◆ Aim:
Count every line below that contains "targeted", then state the total with no other output.

◆ Data for processing:
☆ ☆ ☆

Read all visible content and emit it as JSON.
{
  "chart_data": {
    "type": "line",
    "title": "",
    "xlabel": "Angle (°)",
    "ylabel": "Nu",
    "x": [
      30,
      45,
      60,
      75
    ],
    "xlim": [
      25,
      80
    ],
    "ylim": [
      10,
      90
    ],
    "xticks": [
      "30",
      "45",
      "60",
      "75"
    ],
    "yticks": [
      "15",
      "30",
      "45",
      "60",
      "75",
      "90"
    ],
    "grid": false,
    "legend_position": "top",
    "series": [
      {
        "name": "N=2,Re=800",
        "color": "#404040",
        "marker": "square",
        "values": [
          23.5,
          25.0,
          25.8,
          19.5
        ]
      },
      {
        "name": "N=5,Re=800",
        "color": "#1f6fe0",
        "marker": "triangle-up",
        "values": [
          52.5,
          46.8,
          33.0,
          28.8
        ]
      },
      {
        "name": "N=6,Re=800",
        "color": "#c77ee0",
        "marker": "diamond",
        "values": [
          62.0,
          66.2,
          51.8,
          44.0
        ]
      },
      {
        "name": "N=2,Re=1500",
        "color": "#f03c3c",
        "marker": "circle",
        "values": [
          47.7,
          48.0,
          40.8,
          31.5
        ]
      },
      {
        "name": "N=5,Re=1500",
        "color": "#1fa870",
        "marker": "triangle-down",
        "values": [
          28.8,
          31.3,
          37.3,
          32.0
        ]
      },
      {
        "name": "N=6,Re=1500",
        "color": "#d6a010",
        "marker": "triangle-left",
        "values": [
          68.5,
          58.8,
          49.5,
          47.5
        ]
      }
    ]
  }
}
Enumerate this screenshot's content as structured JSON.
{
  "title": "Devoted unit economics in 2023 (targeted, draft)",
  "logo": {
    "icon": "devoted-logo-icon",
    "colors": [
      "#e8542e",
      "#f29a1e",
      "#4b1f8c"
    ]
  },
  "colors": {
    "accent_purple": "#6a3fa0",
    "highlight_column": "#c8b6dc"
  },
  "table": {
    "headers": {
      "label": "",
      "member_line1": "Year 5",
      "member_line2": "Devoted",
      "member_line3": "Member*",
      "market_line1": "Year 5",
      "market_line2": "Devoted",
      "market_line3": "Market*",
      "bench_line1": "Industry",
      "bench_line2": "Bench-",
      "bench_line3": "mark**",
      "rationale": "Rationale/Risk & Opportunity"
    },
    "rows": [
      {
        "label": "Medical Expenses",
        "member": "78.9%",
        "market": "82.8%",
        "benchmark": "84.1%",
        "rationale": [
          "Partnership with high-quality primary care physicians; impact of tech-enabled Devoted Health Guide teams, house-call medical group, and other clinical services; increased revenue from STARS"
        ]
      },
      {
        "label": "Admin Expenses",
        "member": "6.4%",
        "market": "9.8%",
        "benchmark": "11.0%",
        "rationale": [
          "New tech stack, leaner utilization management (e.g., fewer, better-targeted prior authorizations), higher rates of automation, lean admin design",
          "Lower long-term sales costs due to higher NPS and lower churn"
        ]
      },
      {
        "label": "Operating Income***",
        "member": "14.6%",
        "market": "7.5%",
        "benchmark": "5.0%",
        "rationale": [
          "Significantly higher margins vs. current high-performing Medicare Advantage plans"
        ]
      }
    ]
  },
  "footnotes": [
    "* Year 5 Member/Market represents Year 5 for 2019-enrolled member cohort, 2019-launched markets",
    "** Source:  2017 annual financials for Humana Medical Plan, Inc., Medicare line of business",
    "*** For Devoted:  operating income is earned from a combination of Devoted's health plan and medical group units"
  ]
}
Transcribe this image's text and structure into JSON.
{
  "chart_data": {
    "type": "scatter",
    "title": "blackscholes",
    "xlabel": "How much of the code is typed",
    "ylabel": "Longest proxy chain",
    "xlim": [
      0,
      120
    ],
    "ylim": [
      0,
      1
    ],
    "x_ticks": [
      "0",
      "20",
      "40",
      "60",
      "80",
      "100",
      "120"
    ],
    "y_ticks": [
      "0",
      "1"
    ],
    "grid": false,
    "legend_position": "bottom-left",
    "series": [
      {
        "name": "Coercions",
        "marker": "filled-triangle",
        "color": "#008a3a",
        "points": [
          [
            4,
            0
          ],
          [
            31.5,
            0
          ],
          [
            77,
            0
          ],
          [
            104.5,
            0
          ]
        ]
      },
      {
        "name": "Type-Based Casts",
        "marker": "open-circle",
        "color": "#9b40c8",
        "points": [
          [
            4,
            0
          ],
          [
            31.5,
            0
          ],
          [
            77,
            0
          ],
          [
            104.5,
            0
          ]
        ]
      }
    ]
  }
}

☆ ☆ ☆

◆ The output:
2